▶ **RECORD LIST**
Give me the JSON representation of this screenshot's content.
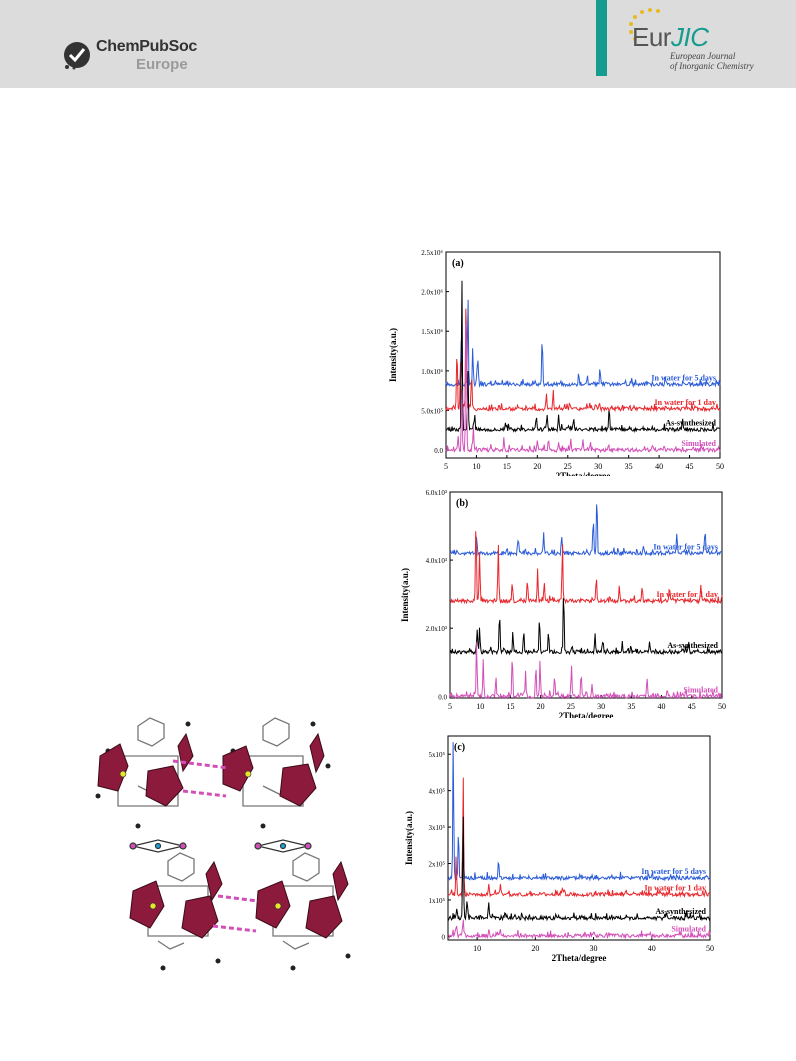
{
  "header": {
    "publisher_name": "ChemPubSoc",
    "publisher_sub": "Europe",
    "journal_brand_prefix": "Eur",
    "journal_brand_suffix": "JIC",
    "journal_full_line1": "European Journal",
    "journal_full_line2": "of Inorganic Chemistry"
  },
  "colors": {
    "header_bg": "#dcdcdc",
    "teal_accent": "#159c8f",
    "series_blue": "#2a5bd7",
    "series_red": "#e8262b",
    "series_black": "#000000",
    "series_magenta": "#d34fb8",
    "polyhedron": "#8b1a3c"
  },
  "chart_data": [
    {
      "type": "line",
      "panel_label": "(a)",
      "xlabel": "2Theta/degree",
      "ylabel": "Intensity(a.u.)",
      "xlim": [
        5,
        50
      ],
      "ylim": [
        -0.1,
        2.5
      ],
      "x_ticks": [
        5,
        10,
        15,
        20,
        25,
        30,
        35,
        40,
        45,
        50
      ],
      "x_tick_labels": [
        "5",
        "10",
        "15",
        "20",
        "25",
        "30",
        "35",
        "40",
        "45",
        "50"
      ],
      "y_ticks": [
        0,
        0.5,
        1.0,
        1.5,
        2.0,
        2.5
      ],
      "y_tick_labels": [
        "0.0",
        "5.0x10⁵",
        "1.0x10⁶",
        "1.5x10⁶",
        "2.0x10⁶",
        "2.5x10⁶"
      ],
      "series": [
        {
          "name": "In water for 5 days",
          "color": "#2a5bd7",
          "baseline": 0.83,
          "peaks": [
            [
              7.5,
              0.55
            ],
            [
              8.6,
              1.1
            ],
            [
              9.4,
              0.42
            ],
            [
              10.2,
              0.35
            ],
            [
              20.8,
              0.6
            ],
            [
              26.8,
              0.15
            ],
            [
              28.2,
              0.12
            ],
            [
              30.3,
              0.18
            ],
            [
              35.5,
              0.1
            ],
            [
              41.0,
              0.12
            ]
          ]
        },
        {
          "name": "In water for 1 day",
          "color": "#e8262b",
          "baseline": 0.52,
          "peaks": [
            [
              6.8,
              0.8
            ],
            [
              7.4,
              0.6
            ],
            [
              8.3,
              1.55
            ],
            [
              9.2,
              0.45
            ],
            [
              21.5,
              0.2
            ],
            [
              22.6,
              0.25
            ],
            [
              25.3,
              0.1
            ],
            [
              30.2,
              0.08
            ]
          ]
        },
        {
          "name": "As-synthesized",
          "color": "#000000",
          "baseline": 0.26,
          "peaks": [
            [
              7.6,
              1.98
            ],
            [
              8.6,
              0.8
            ],
            [
              9.7,
              0.2
            ],
            [
              19.8,
              0.15
            ],
            [
              21.6,
              0.2
            ],
            [
              23.5,
              0.18
            ],
            [
              26.0,
              0.12
            ],
            [
              31.8,
              0.28
            ],
            [
              43.8,
              0.1
            ]
          ]
        },
        {
          "name": "Simulated",
          "color": "#d34fb8",
          "baseline": 0.0,
          "peaks": [
            [
              7.0,
              0.2
            ],
            [
              7.6,
              0.8
            ],
            [
              8.3,
              1.98
            ],
            [
              9.5,
              0.3
            ],
            [
              14.5,
              0.1
            ],
            [
              20.0,
              0.12
            ],
            [
              21.8,
              0.15
            ],
            [
              23.5,
              0.12
            ],
            [
              25.5,
              0.15
            ],
            [
              27.5,
              0.12
            ],
            [
              28.7,
              0.1
            ],
            [
              45.5,
              0.05
            ]
          ]
        }
      ]
    },
    {
      "type": "line",
      "panel_label": "(b)",
      "xlabel": "2Theta/degree",
      "ylabel": "Intensity(a.u.)",
      "xlim": [
        5,
        50
      ],
      "ylim": [
        -0.05,
        6.0
      ],
      "x_ticks": [
        5,
        10,
        15,
        20,
        25,
        30,
        35,
        40,
        45,
        50
      ],
      "x_tick_labels": [
        "5",
        "10",
        "15",
        "20",
        "25",
        "30",
        "35",
        "40",
        "45",
        "50"
      ],
      "y_ticks": [
        0,
        2.0,
        4.0,
        6.0
      ],
      "y_tick_labels": [
        "0.0",
        "2.0x10³",
        "4.0x10³",
        "6.0x10³"
      ],
      "series": [
        {
          "name": "In water for 5 days",
          "color": "#2a5bd7",
          "baseline": 4.2,
          "peaks": [
            [
              9.4,
              0.5
            ],
            [
              16.3,
              0.4
            ],
            [
              20.5,
              0.6
            ],
            [
              23.5,
              0.5
            ],
            [
              28.7,
              1.1
            ],
            [
              29.3,
              1.8
            ],
            [
              37.0,
              0.2
            ],
            [
              42.5,
              0.6
            ],
            [
              47.2,
              0.7
            ]
          ]
        },
        {
          "name": "In water for 1 day",
          "color": "#e8262b",
          "baseline": 2.8,
          "peaks": [
            [
              9.3,
              2.5
            ],
            [
              9.9,
              1.5
            ],
            [
              13.0,
              1.7
            ],
            [
              15.3,
              0.6
            ],
            [
              17.8,
              0.7
            ],
            [
              19.5,
              0.9
            ],
            [
              20.6,
              0.6
            ],
            [
              23.6,
              1.8
            ],
            [
              29.2,
              0.7
            ],
            [
              33.0,
              0.5
            ],
            [
              36.8,
              0.4
            ],
            [
              41.3,
              0.4
            ],
            [
              46.5,
              0.5
            ]
          ]
        },
        {
          "name": "As-synthesized",
          "color": "#000000",
          "baseline": 1.3,
          "peaks": [
            [
              9.5,
              0.7
            ],
            [
              9.9,
              0.8
            ],
            [
              13.2,
              1.2
            ],
            [
              15.4,
              0.6
            ],
            [
              17.2,
              0.6
            ],
            [
              19.8,
              1.0
            ],
            [
              21.3,
              0.6
            ],
            [
              23.8,
              1.8
            ],
            [
              29.0,
              0.5
            ],
            [
              30.3,
              0.4
            ],
            [
              33.5,
              0.3
            ],
            [
              38.0,
              0.3
            ],
            [
              44.5,
              0.3
            ]
          ]
        },
        {
          "name": "Simulated",
          "color": "#d34fb8",
          "baseline": 0.0,
          "peaks": [
            [
              9.4,
              1.7
            ],
            [
              10.5,
              1.1
            ],
            [
              12.6,
              0.6
            ],
            [
              15.3,
              1.2
            ],
            [
              17.5,
              0.7
            ],
            [
              19.2,
              0.9
            ],
            [
              19.9,
              1.1
            ],
            [
              22.3,
              0.6
            ],
            [
              25.1,
              0.9
            ],
            [
              26.7,
              0.7
            ],
            [
              28.5,
              0.4
            ],
            [
              37.6,
              0.5
            ],
            [
              44.0,
              0.2
            ]
          ]
        }
      ]
    },
    {
      "type": "line",
      "panel_label": "(c)",
      "xlabel": "2Theta/degree",
      "ylabel": "Intensity(a.u.)",
      "xlim": [
        5,
        50
      ],
      "ylim": [
        -0.1,
        5.5
      ],
      "x_ticks": [
        10,
        20,
        30,
        40,
        50
      ],
      "x_tick_labels": [
        "10",
        "20",
        "30",
        "40",
        "50"
      ],
      "y_ticks": [
        0,
        1,
        2,
        3,
        4,
        5
      ],
      "y_tick_labels": [
        "0",
        "1x10⁵",
        "2x10⁵",
        "3x10⁵",
        "4x10⁵",
        "5x10⁵"
      ],
      "series": [
        {
          "name": "In water for 5 days",
          "color": "#2a5bd7",
          "baseline": 1.6,
          "peaks": [
            [
              5.9,
              3.9
            ],
            [
              6.8,
              1.4
            ],
            [
              7.6,
              1.3
            ],
            [
              13.7,
              0.4
            ],
            [
              28.0,
              0.1
            ]
          ]
        },
        {
          "name": "In water for 1 day",
          "color": "#e8262b",
          "baseline": 1.15,
          "peaks": [
            [
              6.4,
              1.0
            ],
            [
              7.6,
              3.35
            ],
            [
              12.0,
              0.3
            ],
            [
              14.0,
              0.3
            ],
            [
              25.0,
              0.15
            ],
            [
              43.0,
              0.15
            ]
          ]
        },
        {
          "name": "As-synthesized",
          "color": "#000000",
          "baseline": 0.5,
          "peaks": [
            [
              6.5,
              0.3
            ],
            [
              7.6,
              2.9
            ],
            [
              8.3,
              0.5
            ],
            [
              12.0,
              0.3
            ],
            [
              14.8,
              0.2
            ],
            [
              23.5,
              0.15
            ],
            [
              42.5,
              0.2
            ],
            [
              46.0,
              0.2
            ]
          ]
        },
        {
          "name": "Simulated",
          "color": "#d34fb8",
          "baseline": 0.02,
          "peaks": [
            [
              6.5,
              0.3
            ],
            [
              7.6,
              0.5
            ],
            [
              12.0,
              0.2
            ],
            [
              14.0,
              0.15
            ]
          ]
        }
      ]
    }
  ]
}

▶ **TASK DETAILS**
Copy every line that contains the string "baseline".

▶ **SOLUTION FOR THIS PROBLEM**
          "baseline": 0.83,
          "baseline": 0.52,
          "baseline": 0.26,
          "baseline": 0.0,
          "baseline": 4.2,
          "baseline": 2.8,
          "baseline": 1.3,
          "baseline": 0.0,
          "baseline": 1.6,
          "baseline": 1.15,
          "baseline": 0.5,
          "baseline": 0.02,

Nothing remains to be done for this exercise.